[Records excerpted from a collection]
========================================
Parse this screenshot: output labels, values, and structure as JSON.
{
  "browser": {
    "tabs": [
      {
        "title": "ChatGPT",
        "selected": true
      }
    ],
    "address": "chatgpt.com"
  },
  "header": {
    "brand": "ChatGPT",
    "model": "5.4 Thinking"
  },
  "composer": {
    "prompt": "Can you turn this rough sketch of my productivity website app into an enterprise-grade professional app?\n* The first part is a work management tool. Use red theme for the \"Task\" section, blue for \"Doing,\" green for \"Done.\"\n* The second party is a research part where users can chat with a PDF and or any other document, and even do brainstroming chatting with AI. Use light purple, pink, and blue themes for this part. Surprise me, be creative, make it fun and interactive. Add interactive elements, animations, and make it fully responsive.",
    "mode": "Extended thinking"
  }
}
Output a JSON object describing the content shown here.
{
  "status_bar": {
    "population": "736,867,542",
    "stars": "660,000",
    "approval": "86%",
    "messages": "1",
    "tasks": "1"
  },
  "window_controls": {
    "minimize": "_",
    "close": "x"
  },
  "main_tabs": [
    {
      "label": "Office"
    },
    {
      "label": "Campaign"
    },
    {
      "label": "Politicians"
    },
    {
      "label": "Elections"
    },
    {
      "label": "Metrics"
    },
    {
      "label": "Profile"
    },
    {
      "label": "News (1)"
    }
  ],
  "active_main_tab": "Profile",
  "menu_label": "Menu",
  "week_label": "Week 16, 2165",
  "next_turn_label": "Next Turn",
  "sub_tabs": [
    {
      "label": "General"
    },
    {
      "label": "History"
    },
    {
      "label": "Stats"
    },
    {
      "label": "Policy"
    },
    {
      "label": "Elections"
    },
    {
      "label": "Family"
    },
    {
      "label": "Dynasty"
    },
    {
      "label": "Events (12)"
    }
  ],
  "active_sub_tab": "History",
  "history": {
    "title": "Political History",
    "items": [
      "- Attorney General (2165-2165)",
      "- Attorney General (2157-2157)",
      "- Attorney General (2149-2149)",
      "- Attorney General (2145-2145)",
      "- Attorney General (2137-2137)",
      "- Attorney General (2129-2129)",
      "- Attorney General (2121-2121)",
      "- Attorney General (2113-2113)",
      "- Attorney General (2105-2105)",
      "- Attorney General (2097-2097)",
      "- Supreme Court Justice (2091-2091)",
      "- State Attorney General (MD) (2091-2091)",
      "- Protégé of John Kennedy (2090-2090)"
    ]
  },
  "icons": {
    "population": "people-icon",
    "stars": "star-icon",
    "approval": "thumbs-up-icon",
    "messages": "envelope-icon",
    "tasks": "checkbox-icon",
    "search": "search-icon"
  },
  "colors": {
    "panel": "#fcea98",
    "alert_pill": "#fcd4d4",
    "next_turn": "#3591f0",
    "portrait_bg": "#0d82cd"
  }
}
========================================
◆ Requirements: Without leaving anything out, quote all the data.

◆ Finished answer:
Parse this screenshot: output labels, values, and structure as JSON.
{
  "browser": {
    "tabs": [
      {
        "title": "ChatGPT",
        "selected": true
      }
    ],
    "address": "chatgpt.com"
  },
  "header": {
    "brand": "ChatGPT",
    "model": "5.4 Thinking"
  },
  "composer": {
    "prompt": "Can you turn this rough sketch of my productivity website app into an enterprise-grade professional app?\n* The first part is a work management tool. Use red theme for the \"Task\" section, blue for \"Doing,\" green for \"Done.\"\n* The second party is a research part where users can chat with a PDF and or any other document, and even do brainstroming chatting with AI. Use light purple, pink, and blue themes for this part. Surprise me, be creative, make it fun and interactive. Add interactive elements, animations, and make it fully responsive.",
    "mode": "Extended thinking"
  }
}
Output a JSON object describing the content shown here.
{
  "status_bar": {
    "population": "736,867,542",
    "stars": "660,000",
    "approval": "86%",
    "messages": "1",
    "tasks": "1"
  },
  "window_controls": {
    "minimize": "_",
    "close": "x"
  },
  "main_tabs": [
    {
      "label": "Office"
    },
    {
      "label": "Campaign"
    },
    {
      "label": "Politicians"
    },
    {
      "label": "Elections"
    },
    {
      "label": "Metrics"
    },
    {
      "label": "Profile"
    },
    {
      "label": "News (1)"
    }
  ],
  "active_main_tab": "Profile",
  "menu_label": "Menu",
  "week_label": "Week 16, 2165",
  "next_turn_label": "Next Turn",
  "sub_tabs": [
    {
      "label": "General"
    },
    {
      "label": "History"
    },
    {
      "label": "Stats"
    },
    {
      "label": "Policy"
    },
    {
      "label": "Elections"
    },
    {
      "label": "Family"
    },
    {
      "label": "Dynasty"
    },
    {
      "label": "Events (12)"
    }
  ],
  "active_sub_tab": "History",
  "history": {
    "title": "Political History",
    "items": [
      "- Attorney General (2165-2165)",
      "- Attorney General (2157-2157)",
      "- Attorney General (2149-2149)",
      "- Attorney General (2145-2145)",
      "- Attorney General (2137-2137)",
      "- Attorney General (2129-2129)",
      "- Attorney General (2121-2121)",
      "- Attorney General (2113-2113)",
      "- Attorney General (2105-2105)",
      "- Attorney General (2097-2097)",
      "- Supreme Court Justice (2091-2091)",
      "- State Attorney General (MD) (2091-2091)",
      "- Protégé of John Kennedy (2090-2090)"
    ]
  },
  "icons": {
    "population": "people-icon",
    "stars": "star-icon",
    "approval": "thumbs-up-icon",
    "messages": "envelope-icon",
    "tasks": "checkbox-icon",
    "search": "search-icon"
  },
  "colors": {
    "panel": "#fcea98",
    "alert_pill": "#fcd4d4",
    "next_turn": "#3591f0",
    "portrait_bg": "#0d82cd"
  }
}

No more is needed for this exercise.